> Prompt
Return the entries below verbatim. Pictures stay out.

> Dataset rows
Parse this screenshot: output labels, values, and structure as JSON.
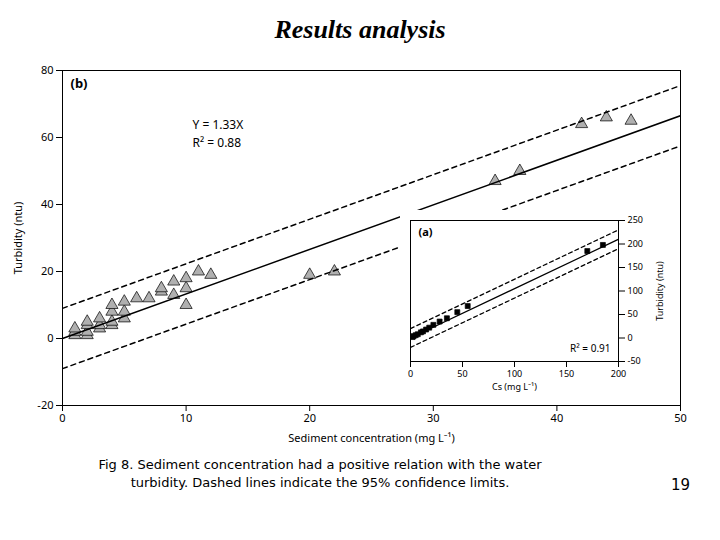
{
  "chart_data": [
    {
      "type": "scatter",
      "title": "Results analysis",
      "caption": [
        "Fig 8. Sediment concentration had a positive relation with the water",
        "turbidity. Dashed lines indicate the 95% confidence limits."
      ],
      "page_number": "19",
      "xlabel": "Sediment concentration (mg L⁻¹)",
      "ylabel": "Turbidity (ntu)",
      "xlim": [
        0,
        50
      ],
      "ylim": [
        -20,
        80
      ],
      "xticks": [
        0,
        10,
        20,
        30,
        40,
        50
      ],
      "yticks": [
        -20,
        0,
        20,
        40,
        60,
        80
      ],
      "annotations": [
        "(b)",
        "Y = 1.33X",
        "R² = 0.88"
      ],
      "series": [
        {
          "type": "scatter",
          "marker": "triangle",
          "color": "#b0b0b0",
          "x": [
            1,
            1,
            1,
            2,
            2,
            2,
            2,
            3,
            3,
            3,
            4,
            4,
            4,
            4,
            5,
            5,
            5,
            6,
            7,
            8,
            8,
            9,
            9,
            10,
            10,
            10,
            11,
            12,
            20,
            22,
            35,
            37,
            42,
            44,
            46
          ],
          "values": [
            1,
            2,
            3,
            1,
            2,
            4,
            5,
            3,
            4,
            6,
            4,
            5,
            8,
            10,
            6,
            8,
            11,
            12,
            12,
            14,
            15,
            13,
            17,
            10,
            15,
            18,
            20,
            19,
            19,
            20,
            47,
            50,
            64,
            66,
            65
          ]
        },
        {
          "type": "line",
          "line_style": "solid",
          "color": "black",
          "x": [
            0,
            50
          ],
          "values": [
            0,
            66.5
          ]
        },
        {
          "type": "line",
          "line_style": "dashed",
          "color": "black",
          "x": [
            0,
            50
          ],
          "values": [
            9,
            75.5
          ]
        },
        {
          "type": "line",
          "line_style": "dashed",
          "color": "black",
          "x": [
            0,
            50
          ],
          "values": [
            -9,
            57.5
          ]
        }
      ]
    },
    {
      "type": "scatter",
      "xlabel": "Cs (mg L⁻¹)",
      "ylabel": "Turbidity (ntu)",
      "xlim": [
        0,
        200
      ],
      "ylim": [
        -50,
        250
      ],
      "xticks": [
        0,
        50,
        100,
        150,
        200
      ],
      "yticks": [
        -50,
        0,
        50,
        100,
        150,
        200,
        250
      ],
      "annotations": [
        "(a)",
        "R² = 0.91"
      ],
      "series": [
        {
          "type": "scatter",
          "marker": "square",
          "color": "black",
          "x": [
            2,
            3,
            5,
            7,
            10,
            12,
            15,
            18,
            22,
            28,
            35,
            45,
            55,
            170,
            185
          ],
          "values": [
            2,
            4,
            6,
            8,
            12,
            14,
            18,
            22,
            28,
            35,
            42,
            55,
            68,
            185,
            198
          ]
        },
        {
          "type": "line",
          "line_style": "solid",
          "color": "black",
          "x": [
            0,
            200
          ],
          "values": [
            0,
            210
          ]
        },
        {
          "type": "line",
          "line_style": "dashed",
          "color": "black",
          "x": [
            0,
            200
          ],
          "values": [
            20,
            230
          ]
        },
        {
          "type": "line",
          "line_style": "dashed",
          "color": "black",
          "x": [
            0,
            200
          ],
          "values": [
            -20,
            190
          ]
        }
      ]
    }
  ]
}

> Answer for the task
Parse this screenshot: output labels, values, and structure as JSON.
{
  "chart_data": [
    {
      "type": "scatter",
      "title": "Results analysis",
      "caption": [
        "Fig 8. Sediment concentration had a positive relation with the water",
        "turbidity. Dashed lines indicate the 95% confidence limits."
      ],
      "page_number": "19",
      "xlabel": "Sediment concentration (mg L⁻¹)",
      "ylabel": "Turbidity (ntu)",
      "xlim": [
        0,
        50
      ],
      "ylim": [
        -20,
        80
      ],
      "xticks": [
        0,
        10,
        20,
        30,
        40,
        50
      ],
      "yticks": [
        -20,
        0,
        20,
        40,
        60,
        80
      ],
      "annotations": [
        "(b)",
        "Y = 1.33X",
        "R² = 0.88"
      ],
      "series": [
        {
          "type": "scatter",
          "marker": "triangle",
          "color": "#b0b0b0",
          "x": [
            1,
            1,
            1,
            2,
            2,
            2,
            2,
            3,
            3,
            3,
            4,
            4,
            4,
            4,
            5,
            5,
            5,
            6,
            7,
            8,
            8,
            9,
            9,
            10,
            10,
            10,
            11,
            12,
            20,
            22,
            35,
            37,
            42,
            44,
            46
          ],
          "values": [
            1,
            2,
            3,
            1,
            2,
            4,
            5,
            3,
            4,
            6,
            4,
            5,
            8,
            10,
            6,
            8,
            11,
            12,
            12,
            14,
            15,
            13,
            17,
            10,
            15,
            18,
            20,
            19,
            19,
            20,
            47,
            50,
            64,
            66,
            65
          ]
        },
        {
          "type": "line",
          "line_style": "solid",
          "color": "black",
          "x": [
            0,
            50
          ],
          "values": [
            0,
            66.5
          ]
        },
        {
          "type": "line",
          "line_style": "dashed",
          "color": "black",
          "x": [
            0,
            50
          ],
          "values": [
            9,
            75.5
          ]
        },
        {
          "type": "line",
          "line_style": "dashed",
          "color": "black",
          "x": [
            0,
            50
          ],
          "values": [
            -9,
            57.5
          ]
        }
      ]
    },
    {
      "type": "scatter",
      "xlabel": "Cs (mg L⁻¹)",
      "ylabel": "Turbidity (ntu)",
      "xlim": [
        0,
        200
      ],
      "ylim": [
        -50,
        250
      ],
      "xticks": [
        0,
        50,
        100,
        150,
        200
      ],
      "yticks": [
        -50,
        0,
        50,
        100,
        150,
        200,
        250
      ],
      "annotations": [
        "(a)",
        "R² = 0.91"
      ],
      "series": [
        {
          "type": "scatter",
          "marker": "square",
          "color": "black",
          "x": [
            2,
            3,
            5,
            7,
            10,
            12,
            15,
            18,
            22,
            28,
            35,
            45,
            55,
            170,
            185
          ],
          "values": [
            2,
            4,
            6,
            8,
            12,
            14,
            18,
            22,
            28,
            35,
            42,
            55,
            68,
            185,
            198
          ]
        },
        {
          "type": "line",
          "line_style": "solid",
          "color": "black",
          "x": [
            0,
            200
          ],
          "values": [
            0,
            210
          ]
        },
        {
          "type": "line",
          "line_style": "dashed",
          "color": "black",
          "x": [
            0,
            200
          ],
          "values": [
            20,
            230
          ]
        },
        {
          "type": "line",
          "line_style": "dashed",
          "color": "black",
          "x": [
            0,
            200
          ],
          "values": [
            -20,
            190
          ]
        }
      ]
    }
  ]
}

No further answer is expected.